Collected data:

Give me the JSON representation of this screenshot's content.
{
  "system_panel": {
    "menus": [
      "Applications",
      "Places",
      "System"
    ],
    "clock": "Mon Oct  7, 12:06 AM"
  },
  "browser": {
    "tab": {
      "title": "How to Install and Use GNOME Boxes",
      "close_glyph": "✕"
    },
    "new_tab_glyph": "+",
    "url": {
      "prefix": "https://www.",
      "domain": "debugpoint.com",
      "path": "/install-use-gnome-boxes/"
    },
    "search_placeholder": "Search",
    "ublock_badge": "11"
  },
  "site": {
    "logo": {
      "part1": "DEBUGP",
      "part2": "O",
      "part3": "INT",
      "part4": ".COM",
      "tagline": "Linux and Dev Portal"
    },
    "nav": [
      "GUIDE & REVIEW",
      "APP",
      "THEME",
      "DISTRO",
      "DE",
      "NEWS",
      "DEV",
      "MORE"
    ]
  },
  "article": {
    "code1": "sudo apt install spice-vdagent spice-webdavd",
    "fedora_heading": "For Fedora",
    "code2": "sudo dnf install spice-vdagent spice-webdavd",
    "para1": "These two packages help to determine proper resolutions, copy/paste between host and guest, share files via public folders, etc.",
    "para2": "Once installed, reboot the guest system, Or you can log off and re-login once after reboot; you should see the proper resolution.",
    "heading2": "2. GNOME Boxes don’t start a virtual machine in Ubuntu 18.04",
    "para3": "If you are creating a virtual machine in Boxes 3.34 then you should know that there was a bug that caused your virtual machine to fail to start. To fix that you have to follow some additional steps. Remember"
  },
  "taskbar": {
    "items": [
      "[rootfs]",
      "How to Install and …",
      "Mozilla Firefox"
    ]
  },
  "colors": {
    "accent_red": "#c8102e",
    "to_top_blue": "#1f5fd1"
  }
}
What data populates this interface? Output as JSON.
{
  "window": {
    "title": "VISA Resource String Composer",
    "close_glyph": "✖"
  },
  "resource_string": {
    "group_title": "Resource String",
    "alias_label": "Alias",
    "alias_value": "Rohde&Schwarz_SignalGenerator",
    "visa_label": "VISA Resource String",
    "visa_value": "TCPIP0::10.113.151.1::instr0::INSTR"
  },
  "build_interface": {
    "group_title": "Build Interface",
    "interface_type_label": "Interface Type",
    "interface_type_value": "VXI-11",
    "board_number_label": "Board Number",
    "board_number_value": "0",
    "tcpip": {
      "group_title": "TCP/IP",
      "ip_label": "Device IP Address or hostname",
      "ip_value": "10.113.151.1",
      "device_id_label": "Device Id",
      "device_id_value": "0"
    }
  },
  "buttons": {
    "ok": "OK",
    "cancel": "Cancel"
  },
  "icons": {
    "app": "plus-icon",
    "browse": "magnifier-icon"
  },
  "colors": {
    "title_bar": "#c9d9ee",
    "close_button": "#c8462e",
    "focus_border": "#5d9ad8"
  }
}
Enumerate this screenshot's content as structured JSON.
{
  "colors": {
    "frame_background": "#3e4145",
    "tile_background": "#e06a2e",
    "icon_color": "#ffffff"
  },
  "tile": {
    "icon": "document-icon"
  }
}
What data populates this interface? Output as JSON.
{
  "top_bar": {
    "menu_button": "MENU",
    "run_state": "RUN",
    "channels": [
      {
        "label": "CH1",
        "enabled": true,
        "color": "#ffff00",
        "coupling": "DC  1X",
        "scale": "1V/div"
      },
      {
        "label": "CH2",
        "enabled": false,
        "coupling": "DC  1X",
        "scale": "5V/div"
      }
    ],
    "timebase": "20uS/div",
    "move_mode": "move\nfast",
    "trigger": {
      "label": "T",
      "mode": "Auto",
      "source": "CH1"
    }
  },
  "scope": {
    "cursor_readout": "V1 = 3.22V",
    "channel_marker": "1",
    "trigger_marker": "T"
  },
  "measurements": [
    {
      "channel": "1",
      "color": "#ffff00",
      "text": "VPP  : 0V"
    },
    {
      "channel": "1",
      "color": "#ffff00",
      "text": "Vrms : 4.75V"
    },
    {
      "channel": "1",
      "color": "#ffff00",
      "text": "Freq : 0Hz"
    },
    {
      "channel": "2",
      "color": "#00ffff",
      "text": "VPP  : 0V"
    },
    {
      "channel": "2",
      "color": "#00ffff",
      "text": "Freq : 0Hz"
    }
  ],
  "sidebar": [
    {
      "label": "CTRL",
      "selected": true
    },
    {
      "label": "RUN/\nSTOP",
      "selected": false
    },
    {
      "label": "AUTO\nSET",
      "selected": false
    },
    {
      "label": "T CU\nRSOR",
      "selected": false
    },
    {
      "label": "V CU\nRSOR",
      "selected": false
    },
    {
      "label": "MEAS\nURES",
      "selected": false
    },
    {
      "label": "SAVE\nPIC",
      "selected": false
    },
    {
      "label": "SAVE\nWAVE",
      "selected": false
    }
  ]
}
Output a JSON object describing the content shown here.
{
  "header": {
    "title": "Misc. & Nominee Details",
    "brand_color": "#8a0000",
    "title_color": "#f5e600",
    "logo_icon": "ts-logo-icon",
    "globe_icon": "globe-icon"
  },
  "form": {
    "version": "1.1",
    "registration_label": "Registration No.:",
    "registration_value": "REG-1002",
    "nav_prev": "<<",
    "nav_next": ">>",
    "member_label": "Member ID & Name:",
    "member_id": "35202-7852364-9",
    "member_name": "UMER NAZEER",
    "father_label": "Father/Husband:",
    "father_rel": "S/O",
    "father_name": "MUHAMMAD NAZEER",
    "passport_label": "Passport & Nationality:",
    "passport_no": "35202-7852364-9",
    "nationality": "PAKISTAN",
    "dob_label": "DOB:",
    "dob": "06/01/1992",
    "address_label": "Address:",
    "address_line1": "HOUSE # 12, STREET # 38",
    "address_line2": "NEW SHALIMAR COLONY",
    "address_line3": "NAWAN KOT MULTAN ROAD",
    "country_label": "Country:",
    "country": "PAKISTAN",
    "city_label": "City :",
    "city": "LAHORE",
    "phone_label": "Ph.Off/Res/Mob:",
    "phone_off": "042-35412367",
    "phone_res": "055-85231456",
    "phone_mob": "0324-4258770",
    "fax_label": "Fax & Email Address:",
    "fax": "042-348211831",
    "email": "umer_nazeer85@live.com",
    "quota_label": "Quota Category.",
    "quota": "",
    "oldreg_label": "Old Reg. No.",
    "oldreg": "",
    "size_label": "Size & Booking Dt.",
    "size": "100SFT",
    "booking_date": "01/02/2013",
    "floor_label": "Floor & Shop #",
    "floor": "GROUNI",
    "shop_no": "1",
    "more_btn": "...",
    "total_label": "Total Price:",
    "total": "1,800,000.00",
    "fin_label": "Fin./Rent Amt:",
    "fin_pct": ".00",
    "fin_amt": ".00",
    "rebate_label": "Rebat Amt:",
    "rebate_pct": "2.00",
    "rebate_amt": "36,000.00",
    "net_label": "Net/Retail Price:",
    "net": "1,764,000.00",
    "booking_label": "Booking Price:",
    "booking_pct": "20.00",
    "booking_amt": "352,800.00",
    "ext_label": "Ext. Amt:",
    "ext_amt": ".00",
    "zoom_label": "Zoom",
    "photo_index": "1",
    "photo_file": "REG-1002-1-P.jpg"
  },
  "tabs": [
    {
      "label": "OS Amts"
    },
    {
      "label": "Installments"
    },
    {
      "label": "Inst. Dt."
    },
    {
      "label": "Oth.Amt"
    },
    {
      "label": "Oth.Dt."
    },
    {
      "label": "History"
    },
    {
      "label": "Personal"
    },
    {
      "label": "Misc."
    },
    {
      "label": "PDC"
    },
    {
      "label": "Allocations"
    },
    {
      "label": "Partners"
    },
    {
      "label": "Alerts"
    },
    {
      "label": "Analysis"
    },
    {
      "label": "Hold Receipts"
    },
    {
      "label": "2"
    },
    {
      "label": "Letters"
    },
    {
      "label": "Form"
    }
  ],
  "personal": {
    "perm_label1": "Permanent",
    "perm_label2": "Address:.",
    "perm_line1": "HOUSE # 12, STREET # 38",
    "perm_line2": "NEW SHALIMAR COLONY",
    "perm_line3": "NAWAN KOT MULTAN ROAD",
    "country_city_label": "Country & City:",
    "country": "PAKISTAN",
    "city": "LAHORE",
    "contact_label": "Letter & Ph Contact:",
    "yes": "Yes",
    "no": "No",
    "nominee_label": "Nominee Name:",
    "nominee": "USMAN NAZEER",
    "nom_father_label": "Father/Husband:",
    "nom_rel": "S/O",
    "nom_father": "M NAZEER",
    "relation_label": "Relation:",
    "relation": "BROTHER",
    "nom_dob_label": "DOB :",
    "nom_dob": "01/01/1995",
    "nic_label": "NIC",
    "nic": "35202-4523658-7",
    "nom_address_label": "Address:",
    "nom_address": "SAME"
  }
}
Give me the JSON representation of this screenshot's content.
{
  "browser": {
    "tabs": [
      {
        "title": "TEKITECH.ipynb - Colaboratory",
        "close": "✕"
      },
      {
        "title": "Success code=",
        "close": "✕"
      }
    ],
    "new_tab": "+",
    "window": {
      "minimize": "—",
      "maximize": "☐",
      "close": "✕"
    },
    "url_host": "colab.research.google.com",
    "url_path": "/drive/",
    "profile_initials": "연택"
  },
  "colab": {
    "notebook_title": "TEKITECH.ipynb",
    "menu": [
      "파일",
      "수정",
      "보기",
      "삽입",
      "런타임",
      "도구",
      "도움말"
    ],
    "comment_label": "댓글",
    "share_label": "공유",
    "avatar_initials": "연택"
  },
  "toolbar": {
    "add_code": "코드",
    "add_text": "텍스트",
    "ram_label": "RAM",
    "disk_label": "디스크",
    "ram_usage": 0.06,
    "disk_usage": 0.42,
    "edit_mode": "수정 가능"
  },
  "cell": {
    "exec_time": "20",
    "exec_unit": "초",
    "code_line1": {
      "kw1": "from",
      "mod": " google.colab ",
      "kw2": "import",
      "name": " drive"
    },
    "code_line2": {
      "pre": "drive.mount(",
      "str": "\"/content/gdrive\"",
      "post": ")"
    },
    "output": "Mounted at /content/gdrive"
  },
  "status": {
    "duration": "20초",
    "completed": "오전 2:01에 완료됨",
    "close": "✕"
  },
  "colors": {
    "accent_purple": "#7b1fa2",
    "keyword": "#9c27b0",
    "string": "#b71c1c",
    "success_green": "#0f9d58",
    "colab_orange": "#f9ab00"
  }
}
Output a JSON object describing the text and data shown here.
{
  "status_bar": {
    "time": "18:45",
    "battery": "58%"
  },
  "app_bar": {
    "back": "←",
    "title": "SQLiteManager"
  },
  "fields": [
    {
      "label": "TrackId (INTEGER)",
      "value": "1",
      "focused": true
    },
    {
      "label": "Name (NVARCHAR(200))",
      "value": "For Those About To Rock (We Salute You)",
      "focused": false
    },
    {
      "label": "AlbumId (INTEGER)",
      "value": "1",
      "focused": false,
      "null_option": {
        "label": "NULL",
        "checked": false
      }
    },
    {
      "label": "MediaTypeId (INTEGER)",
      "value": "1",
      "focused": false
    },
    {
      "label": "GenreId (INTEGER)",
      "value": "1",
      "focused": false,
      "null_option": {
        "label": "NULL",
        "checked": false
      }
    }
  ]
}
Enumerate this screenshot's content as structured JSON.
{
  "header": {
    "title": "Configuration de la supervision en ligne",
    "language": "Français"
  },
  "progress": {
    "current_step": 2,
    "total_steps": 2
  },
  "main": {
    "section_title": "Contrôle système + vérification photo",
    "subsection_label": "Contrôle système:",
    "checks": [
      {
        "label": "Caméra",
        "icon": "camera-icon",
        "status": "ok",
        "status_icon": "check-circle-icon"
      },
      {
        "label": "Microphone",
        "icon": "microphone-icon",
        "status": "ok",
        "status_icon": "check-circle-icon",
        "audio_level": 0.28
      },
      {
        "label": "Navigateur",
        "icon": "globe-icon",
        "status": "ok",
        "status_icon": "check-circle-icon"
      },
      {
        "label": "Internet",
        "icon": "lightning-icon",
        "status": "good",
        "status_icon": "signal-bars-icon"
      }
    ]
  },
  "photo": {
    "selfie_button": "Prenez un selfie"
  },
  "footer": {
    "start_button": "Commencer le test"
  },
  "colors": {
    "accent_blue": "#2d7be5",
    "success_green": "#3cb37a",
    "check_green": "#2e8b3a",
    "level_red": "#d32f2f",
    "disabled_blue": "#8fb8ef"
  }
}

-- Task instructions --
Check each line of the data above for the string "Misc", then report how many lines have it, with no other words.

-- Result of this exercise --
2